**Requirements:** Within the data that follows, how many lines carry the string "higher"? Give the number alone.

[Lines of data]
___
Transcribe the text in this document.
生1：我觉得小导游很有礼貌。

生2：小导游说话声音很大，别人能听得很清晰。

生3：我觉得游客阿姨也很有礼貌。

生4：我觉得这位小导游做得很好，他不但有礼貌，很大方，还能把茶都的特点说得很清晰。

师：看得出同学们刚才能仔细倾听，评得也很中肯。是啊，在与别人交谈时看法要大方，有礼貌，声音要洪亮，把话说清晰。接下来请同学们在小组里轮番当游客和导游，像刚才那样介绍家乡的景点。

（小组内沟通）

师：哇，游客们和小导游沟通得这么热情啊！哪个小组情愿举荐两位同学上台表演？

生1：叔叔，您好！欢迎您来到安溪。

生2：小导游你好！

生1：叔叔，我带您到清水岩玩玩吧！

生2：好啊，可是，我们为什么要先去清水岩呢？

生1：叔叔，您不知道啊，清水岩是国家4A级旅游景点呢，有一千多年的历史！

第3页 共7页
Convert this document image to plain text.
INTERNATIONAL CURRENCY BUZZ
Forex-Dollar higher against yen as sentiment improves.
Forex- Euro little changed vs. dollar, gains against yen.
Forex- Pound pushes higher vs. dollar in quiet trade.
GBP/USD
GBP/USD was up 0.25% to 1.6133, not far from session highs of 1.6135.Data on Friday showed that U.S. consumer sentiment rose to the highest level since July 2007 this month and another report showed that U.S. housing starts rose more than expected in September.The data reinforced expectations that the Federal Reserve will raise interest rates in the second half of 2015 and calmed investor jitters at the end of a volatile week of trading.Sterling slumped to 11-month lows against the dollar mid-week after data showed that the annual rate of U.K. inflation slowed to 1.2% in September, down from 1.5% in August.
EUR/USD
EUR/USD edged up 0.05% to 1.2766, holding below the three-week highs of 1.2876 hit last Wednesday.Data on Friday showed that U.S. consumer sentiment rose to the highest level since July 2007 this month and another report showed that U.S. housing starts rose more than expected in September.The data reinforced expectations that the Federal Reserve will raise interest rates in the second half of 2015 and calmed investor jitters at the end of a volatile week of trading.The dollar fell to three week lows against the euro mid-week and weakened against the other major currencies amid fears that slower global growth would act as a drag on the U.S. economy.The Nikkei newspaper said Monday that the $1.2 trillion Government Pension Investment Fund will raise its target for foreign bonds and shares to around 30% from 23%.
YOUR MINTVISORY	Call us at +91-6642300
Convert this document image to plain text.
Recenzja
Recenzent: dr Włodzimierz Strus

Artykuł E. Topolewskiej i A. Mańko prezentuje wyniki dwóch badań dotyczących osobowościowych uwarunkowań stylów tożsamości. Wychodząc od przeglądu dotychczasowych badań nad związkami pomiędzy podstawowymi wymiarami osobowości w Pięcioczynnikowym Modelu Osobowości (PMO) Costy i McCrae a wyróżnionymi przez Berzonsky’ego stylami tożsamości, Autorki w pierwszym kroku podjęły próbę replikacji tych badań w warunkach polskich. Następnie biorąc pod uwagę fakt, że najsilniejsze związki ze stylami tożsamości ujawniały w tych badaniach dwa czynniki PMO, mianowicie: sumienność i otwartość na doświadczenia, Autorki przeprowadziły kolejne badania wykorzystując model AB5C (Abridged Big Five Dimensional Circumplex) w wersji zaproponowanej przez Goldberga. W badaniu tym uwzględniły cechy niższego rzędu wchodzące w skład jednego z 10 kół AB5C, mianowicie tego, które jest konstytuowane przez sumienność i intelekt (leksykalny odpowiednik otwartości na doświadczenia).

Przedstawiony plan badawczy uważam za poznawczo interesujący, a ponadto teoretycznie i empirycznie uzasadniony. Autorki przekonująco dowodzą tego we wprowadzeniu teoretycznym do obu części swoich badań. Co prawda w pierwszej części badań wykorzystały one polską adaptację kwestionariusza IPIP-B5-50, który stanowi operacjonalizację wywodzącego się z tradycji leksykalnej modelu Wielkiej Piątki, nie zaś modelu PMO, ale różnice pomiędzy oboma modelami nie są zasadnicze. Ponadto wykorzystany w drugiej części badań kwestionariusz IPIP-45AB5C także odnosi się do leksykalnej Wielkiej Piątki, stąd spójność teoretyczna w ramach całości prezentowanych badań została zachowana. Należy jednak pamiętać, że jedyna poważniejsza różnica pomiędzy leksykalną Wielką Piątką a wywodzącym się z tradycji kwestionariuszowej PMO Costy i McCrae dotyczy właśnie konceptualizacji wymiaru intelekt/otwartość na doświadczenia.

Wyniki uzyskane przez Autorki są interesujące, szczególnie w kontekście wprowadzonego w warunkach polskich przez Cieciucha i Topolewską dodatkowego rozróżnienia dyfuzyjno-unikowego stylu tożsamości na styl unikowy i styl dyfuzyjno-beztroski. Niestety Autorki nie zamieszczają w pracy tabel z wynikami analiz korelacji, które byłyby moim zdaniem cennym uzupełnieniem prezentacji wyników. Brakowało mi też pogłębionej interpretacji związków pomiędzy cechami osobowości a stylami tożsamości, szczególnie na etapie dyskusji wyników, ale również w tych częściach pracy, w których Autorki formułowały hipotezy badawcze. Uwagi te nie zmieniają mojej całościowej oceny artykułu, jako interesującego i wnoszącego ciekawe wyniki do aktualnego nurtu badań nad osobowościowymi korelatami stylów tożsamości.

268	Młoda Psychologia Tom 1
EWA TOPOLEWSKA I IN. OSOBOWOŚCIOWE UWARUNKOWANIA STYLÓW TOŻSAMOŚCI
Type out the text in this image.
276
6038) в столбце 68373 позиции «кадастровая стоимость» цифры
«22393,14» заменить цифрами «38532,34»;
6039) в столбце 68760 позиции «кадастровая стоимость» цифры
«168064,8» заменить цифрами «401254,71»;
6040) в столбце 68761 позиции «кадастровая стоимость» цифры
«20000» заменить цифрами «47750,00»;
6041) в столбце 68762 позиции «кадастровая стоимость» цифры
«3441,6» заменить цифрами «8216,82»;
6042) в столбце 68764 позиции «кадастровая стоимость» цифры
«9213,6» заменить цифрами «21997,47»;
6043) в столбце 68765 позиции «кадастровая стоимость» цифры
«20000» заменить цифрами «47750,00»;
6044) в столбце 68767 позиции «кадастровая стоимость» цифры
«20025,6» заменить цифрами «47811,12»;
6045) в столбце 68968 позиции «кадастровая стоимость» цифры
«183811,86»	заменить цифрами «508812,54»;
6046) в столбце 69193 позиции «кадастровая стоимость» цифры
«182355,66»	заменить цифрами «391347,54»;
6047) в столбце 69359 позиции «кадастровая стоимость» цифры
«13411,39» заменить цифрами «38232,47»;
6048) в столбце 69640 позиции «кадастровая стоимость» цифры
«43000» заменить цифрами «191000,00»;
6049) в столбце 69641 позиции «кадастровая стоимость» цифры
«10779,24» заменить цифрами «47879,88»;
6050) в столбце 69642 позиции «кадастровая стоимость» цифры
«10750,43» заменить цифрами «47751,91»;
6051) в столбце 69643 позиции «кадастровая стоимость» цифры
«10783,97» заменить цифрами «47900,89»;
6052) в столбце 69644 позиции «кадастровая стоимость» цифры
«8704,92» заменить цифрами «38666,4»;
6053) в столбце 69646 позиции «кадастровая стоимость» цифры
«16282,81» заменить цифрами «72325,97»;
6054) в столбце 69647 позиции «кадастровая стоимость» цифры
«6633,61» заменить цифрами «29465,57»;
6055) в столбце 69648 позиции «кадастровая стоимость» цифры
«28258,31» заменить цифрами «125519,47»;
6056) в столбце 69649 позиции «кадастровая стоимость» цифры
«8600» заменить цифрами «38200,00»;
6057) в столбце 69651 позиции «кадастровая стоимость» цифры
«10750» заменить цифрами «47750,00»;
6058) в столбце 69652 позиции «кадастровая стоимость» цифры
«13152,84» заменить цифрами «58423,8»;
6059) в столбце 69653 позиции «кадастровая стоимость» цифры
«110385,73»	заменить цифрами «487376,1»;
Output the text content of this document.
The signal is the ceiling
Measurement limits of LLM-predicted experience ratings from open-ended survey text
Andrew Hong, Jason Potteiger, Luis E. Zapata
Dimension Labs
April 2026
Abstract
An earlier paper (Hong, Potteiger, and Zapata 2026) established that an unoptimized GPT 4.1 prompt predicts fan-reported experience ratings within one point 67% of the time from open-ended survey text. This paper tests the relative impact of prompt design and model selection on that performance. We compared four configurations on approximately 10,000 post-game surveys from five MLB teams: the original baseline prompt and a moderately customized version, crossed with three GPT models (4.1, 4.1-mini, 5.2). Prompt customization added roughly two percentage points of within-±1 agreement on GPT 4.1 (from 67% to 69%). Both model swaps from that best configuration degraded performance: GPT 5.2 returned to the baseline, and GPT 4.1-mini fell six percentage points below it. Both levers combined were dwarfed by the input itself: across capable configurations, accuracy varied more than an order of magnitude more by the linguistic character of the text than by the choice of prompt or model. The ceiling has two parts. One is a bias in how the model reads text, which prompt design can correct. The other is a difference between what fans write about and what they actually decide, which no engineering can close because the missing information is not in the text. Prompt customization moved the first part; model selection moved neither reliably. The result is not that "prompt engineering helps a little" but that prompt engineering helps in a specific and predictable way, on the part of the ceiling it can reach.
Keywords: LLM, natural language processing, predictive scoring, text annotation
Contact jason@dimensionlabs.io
___
**Solution for this problem:** 2